DATASET =>
+ + +

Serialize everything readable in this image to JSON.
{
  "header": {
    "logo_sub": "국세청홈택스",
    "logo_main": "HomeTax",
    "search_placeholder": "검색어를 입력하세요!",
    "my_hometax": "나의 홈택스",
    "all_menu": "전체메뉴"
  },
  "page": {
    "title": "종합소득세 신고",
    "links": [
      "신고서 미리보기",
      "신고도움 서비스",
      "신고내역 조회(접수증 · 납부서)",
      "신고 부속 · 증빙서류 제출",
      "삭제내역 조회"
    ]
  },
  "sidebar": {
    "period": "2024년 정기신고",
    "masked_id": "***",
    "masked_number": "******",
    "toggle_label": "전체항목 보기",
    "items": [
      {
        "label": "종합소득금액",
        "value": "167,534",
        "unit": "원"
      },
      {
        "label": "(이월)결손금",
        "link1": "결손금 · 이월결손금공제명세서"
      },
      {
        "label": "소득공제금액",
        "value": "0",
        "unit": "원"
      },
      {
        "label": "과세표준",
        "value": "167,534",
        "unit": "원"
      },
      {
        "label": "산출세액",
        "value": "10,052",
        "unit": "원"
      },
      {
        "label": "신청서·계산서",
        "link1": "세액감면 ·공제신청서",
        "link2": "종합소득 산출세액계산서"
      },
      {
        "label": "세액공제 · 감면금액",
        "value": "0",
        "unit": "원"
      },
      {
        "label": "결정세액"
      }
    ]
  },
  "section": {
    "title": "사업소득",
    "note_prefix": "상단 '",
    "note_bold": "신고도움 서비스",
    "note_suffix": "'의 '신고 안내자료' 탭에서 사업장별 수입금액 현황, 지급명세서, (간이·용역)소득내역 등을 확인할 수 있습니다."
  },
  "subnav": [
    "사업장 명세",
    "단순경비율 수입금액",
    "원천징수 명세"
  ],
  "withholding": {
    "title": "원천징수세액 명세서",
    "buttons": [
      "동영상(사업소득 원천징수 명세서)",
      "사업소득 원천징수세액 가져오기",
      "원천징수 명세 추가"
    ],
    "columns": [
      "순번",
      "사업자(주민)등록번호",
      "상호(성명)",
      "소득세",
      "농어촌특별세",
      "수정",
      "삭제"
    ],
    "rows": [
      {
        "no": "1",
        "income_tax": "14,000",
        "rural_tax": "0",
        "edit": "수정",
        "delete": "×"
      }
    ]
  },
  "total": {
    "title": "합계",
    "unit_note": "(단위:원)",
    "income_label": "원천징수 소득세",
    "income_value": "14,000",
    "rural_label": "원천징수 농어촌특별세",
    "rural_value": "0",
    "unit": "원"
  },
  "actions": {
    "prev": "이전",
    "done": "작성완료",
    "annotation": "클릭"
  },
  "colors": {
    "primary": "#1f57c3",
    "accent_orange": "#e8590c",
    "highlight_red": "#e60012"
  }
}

+ + +

DIRECTIVE => From the records above, extract every entry exactly as given.

RESPONSE =>
Serialize everything readable in this image to JSON.
{
  "header": {
    "logo_sub": "국세청홈택스",
    "logo_main": "HomeTax",
    "search_placeholder": "검색어를 입력하세요!",
    "my_hometax": "나의 홈택스",
    "all_menu": "전체메뉴"
  },
  "page": {
    "title": "종합소득세 신고",
    "links": [
      "신고서 미리보기",
      "신고도움 서비스",
      "신고내역 조회(접수증 · 납부서)",
      "신고 부속 · 증빙서류 제출",
      "삭제내역 조회"
    ]
  },
  "sidebar": {
    "period": "2024년 정기신고",
    "masked_id": "***",
    "masked_number": "******",
    "toggle_label": "전체항목 보기",
    "items": [
      {
        "label": "종합소득금액",
        "value": "167,534",
        "unit": "원"
      },
      {
        "label": "(이월)결손금",
        "link1": "결손금 · 이월결손금공제명세서"
      },
      {
        "label": "소득공제금액",
        "value": "0",
        "unit": "원"
      },
      {
        "label": "과세표준",
        "value": "167,534",
        "unit": "원"
      },
      {
        "label": "산출세액",
        "value": "10,052",
        "unit": "원"
      },
      {
        "label": "신청서·계산서",
        "link1": "세액감면 ·공제신청서",
        "link2": "종합소득 산출세액계산서"
      },
      {
        "label": "세액공제 · 감면금액",
        "value": "0",
        "unit": "원"
      },
      {
        "label": "결정세액"
      }
    ]
  },
  "section": {
    "title": "사업소득",
    "note_prefix": "상단 '",
    "note_bold": "신고도움 서비스",
    "note_suffix": "'의 '신고 안내자료' 탭에서 사업장별 수입금액 현황, 지급명세서, (간이·용역)소득내역 등을 확인할 수 있습니다."
  },
  "subnav": [
    "사업장 명세",
    "단순경비율 수입금액",
    "원천징수 명세"
  ],
  "withholding": {
    "title": "원천징수세액 명세서",
    "buttons": [
      "동영상(사업소득 원천징수 명세서)",
      "사업소득 원천징수세액 가져오기",
      "원천징수 명세 추가"
    ],
    "columns": [
      "순번",
      "사업자(주민)등록번호",
      "상호(성명)",
      "소득세",
      "농어촌특별세",
      "수정",
      "삭제"
    ],
    "rows": [
      {
        "no": "1",
        "income_tax": "14,000",
        "rural_tax": "0",
        "edit": "수정",
        "delete": "×"
      }
    ]
  },
  "total": {
    "title": "합계",
    "unit_note": "(단위:원)",
    "income_label": "원천징수 소득세",
    "income_value": "14,000",
    "rural_label": "원천징수 농어촌특별세",
    "rural_value": "0",
    "unit": "원"
  },
  "actions": {
    "prev": "이전",
    "done": "작성완료",
    "annotation": "클릭"
  },
  "colors": {
    "primary": "#1f57c3",
    "accent_orange": "#e8590c",
    "highlight_red": "#e60012"
  }
}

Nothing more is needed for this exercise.